__What you should do__. Pictures stay out of your copy, but everything else in the records below must be repeated exactly.

__Provided material__.
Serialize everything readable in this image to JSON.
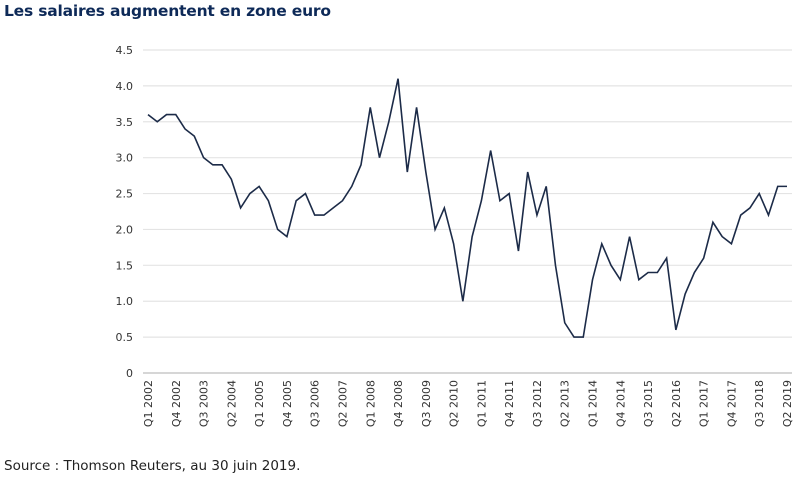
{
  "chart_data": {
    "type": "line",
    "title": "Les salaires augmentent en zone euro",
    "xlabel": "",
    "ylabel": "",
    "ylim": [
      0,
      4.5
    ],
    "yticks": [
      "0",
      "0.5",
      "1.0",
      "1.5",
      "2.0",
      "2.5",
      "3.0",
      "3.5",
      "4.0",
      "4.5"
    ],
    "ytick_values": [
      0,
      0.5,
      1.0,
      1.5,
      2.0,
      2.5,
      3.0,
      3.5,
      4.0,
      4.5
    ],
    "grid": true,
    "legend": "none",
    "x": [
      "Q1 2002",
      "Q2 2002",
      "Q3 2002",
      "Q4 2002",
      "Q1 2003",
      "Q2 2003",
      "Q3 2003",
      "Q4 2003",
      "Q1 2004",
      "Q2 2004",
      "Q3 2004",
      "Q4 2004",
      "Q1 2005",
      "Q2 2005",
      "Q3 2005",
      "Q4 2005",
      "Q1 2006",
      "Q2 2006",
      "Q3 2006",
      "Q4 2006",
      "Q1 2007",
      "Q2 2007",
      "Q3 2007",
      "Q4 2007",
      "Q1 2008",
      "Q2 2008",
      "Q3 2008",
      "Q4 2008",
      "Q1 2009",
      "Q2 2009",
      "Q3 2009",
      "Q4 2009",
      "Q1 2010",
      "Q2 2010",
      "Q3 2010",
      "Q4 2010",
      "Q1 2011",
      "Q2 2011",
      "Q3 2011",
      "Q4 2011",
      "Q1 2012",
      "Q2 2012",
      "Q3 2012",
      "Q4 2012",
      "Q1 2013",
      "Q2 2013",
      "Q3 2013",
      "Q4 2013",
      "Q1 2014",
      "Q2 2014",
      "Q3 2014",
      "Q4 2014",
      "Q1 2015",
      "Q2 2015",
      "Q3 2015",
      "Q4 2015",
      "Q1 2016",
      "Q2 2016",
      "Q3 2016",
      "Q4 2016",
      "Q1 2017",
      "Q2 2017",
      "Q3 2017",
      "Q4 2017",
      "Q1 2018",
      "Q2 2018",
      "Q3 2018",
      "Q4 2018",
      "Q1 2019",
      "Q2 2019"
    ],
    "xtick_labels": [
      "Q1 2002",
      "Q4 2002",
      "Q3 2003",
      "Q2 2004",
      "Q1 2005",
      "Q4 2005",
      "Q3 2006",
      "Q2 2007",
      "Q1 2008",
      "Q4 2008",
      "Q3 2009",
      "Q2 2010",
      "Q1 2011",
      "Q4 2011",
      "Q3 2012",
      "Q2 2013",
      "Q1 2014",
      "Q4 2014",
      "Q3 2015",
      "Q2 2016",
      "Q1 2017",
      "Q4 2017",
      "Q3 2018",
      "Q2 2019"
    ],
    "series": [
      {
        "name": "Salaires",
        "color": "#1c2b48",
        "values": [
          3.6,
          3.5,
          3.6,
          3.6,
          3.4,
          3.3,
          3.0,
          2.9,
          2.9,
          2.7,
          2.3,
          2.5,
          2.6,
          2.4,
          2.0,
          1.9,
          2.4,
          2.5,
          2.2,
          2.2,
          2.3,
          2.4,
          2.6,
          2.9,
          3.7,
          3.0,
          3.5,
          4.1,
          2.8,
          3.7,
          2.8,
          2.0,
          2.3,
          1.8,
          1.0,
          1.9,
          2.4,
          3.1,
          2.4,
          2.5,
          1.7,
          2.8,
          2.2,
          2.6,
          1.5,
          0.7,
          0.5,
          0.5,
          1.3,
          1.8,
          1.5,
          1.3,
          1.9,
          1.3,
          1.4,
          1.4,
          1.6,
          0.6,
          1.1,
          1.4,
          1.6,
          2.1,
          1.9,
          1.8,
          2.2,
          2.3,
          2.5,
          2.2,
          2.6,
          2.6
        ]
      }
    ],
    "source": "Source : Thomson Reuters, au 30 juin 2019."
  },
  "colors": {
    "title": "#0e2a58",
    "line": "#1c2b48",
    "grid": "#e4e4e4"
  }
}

__Complete output__.
Serialize everything readable in this image to JSON.
{
  "chart_data": {
    "type": "line",
    "title": "Les salaires augmentent en zone euro",
    "xlabel": "",
    "ylabel": "",
    "ylim": [
      0,
      4.5
    ],
    "yticks": [
      "0",
      "0.5",
      "1.0",
      "1.5",
      "2.0",
      "2.5",
      "3.0",
      "3.5",
      "4.0",
      "4.5"
    ],
    "ytick_values": [
      0,
      0.5,
      1.0,
      1.5,
      2.0,
      2.5,
      3.0,
      3.5,
      4.0,
      4.5
    ],
    "grid": true,
    "legend": "none",
    "x": [
      "Q1 2002",
      "Q2 2002",
      "Q3 2002",
      "Q4 2002",
      "Q1 2003",
      "Q2 2003",
      "Q3 2003",
      "Q4 2003",
      "Q1 2004",
      "Q2 2004",
      "Q3 2004",
      "Q4 2004",
      "Q1 2005",
      "Q2 2005",
      "Q3 2005",
      "Q4 2005",
      "Q1 2006",
      "Q2 2006",
      "Q3 2006",
      "Q4 2006",
      "Q1 2007",
      "Q2 2007",
      "Q3 2007",
      "Q4 2007",
      "Q1 2008",
      "Q2 2008",
      "Q3 2008",
      "Q4 2008",
      "Q1 2009",
      "Q2 2009",
      "Q3 2009",
      "Q4 2009",
      "Q1 2010",
      "Q2 2010",
      "Q3 2010",
      "Q4 2010",
      "Q1 2011",
      "Q2 2011",
      "Q3 2011",
      "Q4 2011",
      "Q1 2012",
      "Q2 2012",
      "Q3 2012",
      "Q4 2012",
      "Q1 2013",
      "Q2 2013",
      "Q3 2013",
      "Q4 2013",
      "Q1 2014",
      "Q2 2014",
      "Q3 2014",
      "Q4 2014",
      "Q1 2015",
      "Q2 2015",
      "Q3 2015",
      "Q4 2015",
      "Q1 2016",
      "Q2 2016",
      "Q3 2016",
      "Q4 2016",
      "Q1 2017",
      "Q2 2017",
      "Q3 2017",
      "Q4 2017",
      "Q1 2018",
      "Q2 2018",
      "Q3 2018",
      "Q4 2018",
      "Q1 2019",
      "Q2 2019"
    ],
    "xtick_labels": [
      "Q1 2002",
      "Q4 2002",
      "Q3 2003",
      "Q2 2004",
      "Q1 2005",
      "Q4 2005",
      "Q3 2006",
      "Q2 2007",
      "Q1 2008",
      "Q4 2008",
      "Q3 2009",
      "Q2 2010",
      "Q1 2011",
      "Q4 2011",
      "Q3 2012",
      "Q2 2013",
      "Q1 2014",
      "Q4 2014",
      "Q3 2015",
      "Q2 2016",
      "Q1 2017",
      "Q4 2017",
      "Q3 2018",
      "Q2 2019"
    ],
    "series": [
      {
        "name": "Salaires",
        "color": "#1c2b48",
        "values": [
          3.6,
          3.5,
          3.6,
          3.6,
          3.4,
          3.3,
          3.0,
          2.9,
          2.9,
          2.7,
          2.3,
          2.5,
          2.6,
          2.4,
          2.0,
          1.9,
          2.4,
          2.5,
          2.2,
          2.2,
          2.3,
          2.4,
          2.6,
          2.9,
          3.7,
          3.0,
          3.5,
          4.1,
          2.8,
          3.7,
          2.8,
          2.0,
          2.3,
          1.8,
          1.0,
          1.9,
          2.4,
          3.1,
          2.4,
          2.5,
          1.7,
          2.8,
          2.2,
          2.6,
          1.5,
          0.7,
          0.5,
          0.5,
          1.3,
          1.8,
          1.5,
          1.3,
          1.9,
          1.3,
          1.4,
          1.4,
          1.6,
          0.6,
          1.1,
          1.4,
          1.6,
          2.1,
          1.9,
          1.8,
          2.2,
          2.3,
          2.5,
          2.2,
          2.6,
          2.6
        ]
      }
    ],
    "source": "Source : Thomson Reuters, au 30 juin 2019."
  },
  "colors": {
    "title": "#0e2a58",
    "line": "#1c2b48",
    "grid": "#e4e4e4"
  }
}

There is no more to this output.